## Exercise brief
Find how many lines of the listing below include the word "form", then report the number by itself.

── Excerpted records

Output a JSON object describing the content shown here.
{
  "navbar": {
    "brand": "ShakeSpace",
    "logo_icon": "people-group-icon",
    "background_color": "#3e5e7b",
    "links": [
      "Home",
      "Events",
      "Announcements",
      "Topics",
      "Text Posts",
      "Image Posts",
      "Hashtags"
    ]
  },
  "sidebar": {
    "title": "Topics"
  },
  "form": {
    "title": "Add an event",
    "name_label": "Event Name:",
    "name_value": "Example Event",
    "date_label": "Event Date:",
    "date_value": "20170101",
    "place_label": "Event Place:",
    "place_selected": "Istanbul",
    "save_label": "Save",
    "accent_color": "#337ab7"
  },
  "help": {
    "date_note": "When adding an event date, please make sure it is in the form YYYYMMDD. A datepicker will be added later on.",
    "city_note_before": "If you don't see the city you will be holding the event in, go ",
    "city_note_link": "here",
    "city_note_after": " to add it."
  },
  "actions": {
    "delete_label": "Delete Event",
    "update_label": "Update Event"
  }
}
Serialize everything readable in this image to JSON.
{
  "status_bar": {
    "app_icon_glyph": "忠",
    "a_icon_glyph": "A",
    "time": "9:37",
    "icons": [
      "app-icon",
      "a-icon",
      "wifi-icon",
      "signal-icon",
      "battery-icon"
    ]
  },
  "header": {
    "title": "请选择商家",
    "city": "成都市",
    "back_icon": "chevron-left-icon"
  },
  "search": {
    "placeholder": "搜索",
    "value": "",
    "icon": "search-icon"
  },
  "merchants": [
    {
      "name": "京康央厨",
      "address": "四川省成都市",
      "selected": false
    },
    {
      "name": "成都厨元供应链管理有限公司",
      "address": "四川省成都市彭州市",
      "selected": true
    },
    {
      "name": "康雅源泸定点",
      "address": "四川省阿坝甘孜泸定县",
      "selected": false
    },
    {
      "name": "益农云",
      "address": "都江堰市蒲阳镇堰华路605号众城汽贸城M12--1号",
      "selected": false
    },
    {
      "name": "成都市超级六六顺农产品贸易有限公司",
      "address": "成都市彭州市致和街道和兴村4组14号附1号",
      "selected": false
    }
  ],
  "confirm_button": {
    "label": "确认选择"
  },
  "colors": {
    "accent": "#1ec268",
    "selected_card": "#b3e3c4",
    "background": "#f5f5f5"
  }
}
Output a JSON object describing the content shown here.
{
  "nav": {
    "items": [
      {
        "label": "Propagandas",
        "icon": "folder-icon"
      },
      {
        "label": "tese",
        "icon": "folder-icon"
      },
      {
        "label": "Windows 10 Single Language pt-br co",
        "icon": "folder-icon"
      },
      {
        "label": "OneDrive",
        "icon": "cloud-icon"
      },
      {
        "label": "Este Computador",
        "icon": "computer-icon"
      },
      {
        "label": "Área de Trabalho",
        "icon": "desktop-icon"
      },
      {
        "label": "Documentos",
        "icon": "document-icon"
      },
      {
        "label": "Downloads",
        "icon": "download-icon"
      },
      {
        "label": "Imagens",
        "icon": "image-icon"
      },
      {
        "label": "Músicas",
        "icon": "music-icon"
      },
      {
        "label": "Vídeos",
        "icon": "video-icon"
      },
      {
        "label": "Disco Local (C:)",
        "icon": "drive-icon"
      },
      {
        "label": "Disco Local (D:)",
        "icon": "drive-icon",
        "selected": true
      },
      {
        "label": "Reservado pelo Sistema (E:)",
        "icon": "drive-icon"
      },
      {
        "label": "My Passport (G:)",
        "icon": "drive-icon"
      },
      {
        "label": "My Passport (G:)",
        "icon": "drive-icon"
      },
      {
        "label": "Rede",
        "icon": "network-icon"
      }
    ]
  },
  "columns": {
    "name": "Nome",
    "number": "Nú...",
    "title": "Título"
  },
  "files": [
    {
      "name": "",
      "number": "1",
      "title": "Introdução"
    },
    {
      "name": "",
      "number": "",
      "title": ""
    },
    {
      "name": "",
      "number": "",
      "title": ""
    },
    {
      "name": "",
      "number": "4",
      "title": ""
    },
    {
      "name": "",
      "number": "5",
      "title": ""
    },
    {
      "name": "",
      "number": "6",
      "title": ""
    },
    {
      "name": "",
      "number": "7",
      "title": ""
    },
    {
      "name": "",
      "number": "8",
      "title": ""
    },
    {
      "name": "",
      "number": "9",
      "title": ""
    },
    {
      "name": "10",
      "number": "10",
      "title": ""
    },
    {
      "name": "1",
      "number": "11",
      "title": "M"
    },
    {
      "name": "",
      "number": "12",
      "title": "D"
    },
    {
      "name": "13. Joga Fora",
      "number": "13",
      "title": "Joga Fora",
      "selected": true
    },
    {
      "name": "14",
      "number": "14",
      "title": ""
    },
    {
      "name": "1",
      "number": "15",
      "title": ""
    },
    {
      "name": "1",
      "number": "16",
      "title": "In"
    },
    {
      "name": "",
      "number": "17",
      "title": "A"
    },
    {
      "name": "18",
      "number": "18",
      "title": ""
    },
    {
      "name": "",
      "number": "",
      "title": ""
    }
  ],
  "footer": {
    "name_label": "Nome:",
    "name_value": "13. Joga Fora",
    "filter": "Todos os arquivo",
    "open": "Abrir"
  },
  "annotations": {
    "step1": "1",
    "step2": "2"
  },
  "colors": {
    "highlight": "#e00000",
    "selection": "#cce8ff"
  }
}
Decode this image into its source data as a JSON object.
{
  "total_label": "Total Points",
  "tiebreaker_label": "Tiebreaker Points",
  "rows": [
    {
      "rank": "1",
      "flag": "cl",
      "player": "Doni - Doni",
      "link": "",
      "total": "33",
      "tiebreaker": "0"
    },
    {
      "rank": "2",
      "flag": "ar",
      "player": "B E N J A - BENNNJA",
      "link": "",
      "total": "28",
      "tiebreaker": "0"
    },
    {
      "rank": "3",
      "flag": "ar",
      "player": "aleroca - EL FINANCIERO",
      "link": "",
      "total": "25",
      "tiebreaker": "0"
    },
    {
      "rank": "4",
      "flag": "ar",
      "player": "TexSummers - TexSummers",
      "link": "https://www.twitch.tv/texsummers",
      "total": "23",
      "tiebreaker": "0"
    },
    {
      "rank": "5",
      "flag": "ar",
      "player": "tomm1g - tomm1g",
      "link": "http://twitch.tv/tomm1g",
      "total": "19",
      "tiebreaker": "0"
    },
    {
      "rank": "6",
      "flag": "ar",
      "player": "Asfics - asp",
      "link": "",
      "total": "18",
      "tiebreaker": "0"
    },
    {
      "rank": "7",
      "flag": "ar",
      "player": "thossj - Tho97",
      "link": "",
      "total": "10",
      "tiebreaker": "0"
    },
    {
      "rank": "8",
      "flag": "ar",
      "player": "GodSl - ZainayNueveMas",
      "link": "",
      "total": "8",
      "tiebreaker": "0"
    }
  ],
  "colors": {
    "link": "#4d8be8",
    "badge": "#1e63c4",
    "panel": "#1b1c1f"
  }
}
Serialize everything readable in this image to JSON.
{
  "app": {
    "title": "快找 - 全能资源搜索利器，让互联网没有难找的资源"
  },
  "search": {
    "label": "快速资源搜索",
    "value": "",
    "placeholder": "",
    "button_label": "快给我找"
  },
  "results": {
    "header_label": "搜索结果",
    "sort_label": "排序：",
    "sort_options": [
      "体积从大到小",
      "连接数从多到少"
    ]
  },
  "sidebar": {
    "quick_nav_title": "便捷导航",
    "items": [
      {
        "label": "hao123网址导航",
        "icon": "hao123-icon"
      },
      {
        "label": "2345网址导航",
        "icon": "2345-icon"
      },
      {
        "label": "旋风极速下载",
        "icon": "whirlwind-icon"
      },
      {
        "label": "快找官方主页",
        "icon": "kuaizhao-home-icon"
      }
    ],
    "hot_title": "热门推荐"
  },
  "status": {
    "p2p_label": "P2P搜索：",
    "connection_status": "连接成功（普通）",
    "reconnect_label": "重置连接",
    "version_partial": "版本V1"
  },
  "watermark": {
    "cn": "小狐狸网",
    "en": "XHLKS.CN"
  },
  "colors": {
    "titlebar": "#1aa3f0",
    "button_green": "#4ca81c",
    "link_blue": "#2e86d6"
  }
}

────

## Response
2